Task to complete:
State how many lines of the entries hold the string "статьи", and nothing more.

Raw records:
===
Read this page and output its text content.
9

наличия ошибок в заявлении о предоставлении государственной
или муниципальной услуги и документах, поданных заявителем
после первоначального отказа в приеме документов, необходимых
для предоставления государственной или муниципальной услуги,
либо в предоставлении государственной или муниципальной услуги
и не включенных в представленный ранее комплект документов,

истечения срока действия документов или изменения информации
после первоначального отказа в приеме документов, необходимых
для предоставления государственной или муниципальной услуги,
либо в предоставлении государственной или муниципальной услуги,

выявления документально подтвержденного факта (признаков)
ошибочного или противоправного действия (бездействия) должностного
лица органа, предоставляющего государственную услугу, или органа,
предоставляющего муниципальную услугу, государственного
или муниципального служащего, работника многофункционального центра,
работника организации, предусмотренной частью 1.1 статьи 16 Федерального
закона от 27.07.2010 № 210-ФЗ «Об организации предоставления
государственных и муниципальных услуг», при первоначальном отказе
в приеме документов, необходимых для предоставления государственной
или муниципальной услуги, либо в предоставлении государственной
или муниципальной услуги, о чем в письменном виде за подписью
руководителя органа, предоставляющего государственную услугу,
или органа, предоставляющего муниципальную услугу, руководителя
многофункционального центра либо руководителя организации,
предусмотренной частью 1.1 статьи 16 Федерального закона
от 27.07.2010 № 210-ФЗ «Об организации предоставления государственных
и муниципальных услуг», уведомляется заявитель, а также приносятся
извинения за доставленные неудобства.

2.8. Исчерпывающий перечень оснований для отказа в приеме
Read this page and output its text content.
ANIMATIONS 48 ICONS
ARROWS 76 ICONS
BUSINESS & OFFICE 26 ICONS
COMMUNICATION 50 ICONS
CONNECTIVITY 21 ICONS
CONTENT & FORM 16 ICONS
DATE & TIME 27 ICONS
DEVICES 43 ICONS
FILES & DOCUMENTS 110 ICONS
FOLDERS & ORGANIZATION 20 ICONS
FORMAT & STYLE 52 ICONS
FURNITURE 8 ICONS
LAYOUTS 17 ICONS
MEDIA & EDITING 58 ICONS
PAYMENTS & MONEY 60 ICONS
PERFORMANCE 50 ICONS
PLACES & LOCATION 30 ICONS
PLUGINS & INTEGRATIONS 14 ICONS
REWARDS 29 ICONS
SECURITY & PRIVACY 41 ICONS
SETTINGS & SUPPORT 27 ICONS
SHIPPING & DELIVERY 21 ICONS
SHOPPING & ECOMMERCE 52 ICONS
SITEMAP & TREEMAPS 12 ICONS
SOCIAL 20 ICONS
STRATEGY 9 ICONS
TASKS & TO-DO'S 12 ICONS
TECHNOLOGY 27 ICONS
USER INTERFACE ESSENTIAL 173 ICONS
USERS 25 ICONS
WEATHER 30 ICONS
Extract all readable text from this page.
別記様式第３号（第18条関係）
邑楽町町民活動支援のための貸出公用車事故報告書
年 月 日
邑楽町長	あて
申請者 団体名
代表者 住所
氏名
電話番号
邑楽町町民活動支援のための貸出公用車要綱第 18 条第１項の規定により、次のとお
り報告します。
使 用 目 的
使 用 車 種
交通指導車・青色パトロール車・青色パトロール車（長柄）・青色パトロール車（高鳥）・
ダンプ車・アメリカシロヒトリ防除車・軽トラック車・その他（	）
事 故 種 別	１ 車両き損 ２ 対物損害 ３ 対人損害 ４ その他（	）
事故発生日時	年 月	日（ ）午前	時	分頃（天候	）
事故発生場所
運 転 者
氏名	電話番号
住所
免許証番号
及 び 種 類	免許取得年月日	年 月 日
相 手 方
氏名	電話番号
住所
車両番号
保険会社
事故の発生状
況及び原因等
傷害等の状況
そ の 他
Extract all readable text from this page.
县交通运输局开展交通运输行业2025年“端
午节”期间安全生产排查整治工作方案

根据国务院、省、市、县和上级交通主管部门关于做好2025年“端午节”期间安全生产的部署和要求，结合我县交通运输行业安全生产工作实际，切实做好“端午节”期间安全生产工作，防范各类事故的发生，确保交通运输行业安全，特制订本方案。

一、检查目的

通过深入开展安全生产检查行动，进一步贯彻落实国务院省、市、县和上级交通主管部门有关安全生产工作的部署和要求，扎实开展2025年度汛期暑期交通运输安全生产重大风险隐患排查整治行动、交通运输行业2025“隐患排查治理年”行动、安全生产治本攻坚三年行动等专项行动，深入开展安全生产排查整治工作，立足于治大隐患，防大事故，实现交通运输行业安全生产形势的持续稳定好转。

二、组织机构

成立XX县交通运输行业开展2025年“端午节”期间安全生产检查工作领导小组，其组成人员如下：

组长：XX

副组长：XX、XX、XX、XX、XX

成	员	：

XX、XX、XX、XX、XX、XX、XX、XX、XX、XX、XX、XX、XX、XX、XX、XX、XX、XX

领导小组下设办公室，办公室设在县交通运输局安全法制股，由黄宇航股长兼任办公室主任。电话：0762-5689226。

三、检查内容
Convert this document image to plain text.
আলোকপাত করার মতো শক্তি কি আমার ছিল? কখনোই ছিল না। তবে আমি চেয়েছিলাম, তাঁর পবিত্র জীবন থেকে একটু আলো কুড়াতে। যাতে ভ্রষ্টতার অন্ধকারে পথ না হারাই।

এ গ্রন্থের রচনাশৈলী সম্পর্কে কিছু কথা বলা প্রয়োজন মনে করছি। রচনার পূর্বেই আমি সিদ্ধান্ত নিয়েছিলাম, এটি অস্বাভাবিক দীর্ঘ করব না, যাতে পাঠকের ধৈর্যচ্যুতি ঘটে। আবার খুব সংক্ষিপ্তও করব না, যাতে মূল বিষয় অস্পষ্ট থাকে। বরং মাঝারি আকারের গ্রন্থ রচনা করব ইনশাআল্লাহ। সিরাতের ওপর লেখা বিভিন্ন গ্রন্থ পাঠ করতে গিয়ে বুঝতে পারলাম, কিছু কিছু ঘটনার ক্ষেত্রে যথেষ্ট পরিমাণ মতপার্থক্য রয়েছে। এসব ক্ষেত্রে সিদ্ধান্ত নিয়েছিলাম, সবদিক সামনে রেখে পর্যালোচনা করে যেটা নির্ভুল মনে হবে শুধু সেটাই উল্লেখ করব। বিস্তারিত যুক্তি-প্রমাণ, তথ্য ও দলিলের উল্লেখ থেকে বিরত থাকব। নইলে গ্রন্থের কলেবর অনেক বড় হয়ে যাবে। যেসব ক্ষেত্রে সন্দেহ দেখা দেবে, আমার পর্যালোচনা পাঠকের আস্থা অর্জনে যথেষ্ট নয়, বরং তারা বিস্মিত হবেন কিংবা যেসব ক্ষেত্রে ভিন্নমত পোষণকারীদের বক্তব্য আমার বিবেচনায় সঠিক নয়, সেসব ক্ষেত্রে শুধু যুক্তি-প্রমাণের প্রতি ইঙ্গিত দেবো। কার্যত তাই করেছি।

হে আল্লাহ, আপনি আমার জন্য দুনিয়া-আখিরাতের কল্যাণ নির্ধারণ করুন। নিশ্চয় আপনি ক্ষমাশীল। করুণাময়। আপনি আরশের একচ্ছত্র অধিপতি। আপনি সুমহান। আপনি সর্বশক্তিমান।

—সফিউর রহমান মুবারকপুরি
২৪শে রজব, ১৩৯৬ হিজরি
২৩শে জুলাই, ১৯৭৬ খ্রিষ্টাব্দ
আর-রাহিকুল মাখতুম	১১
===
Answer to this exercise:
2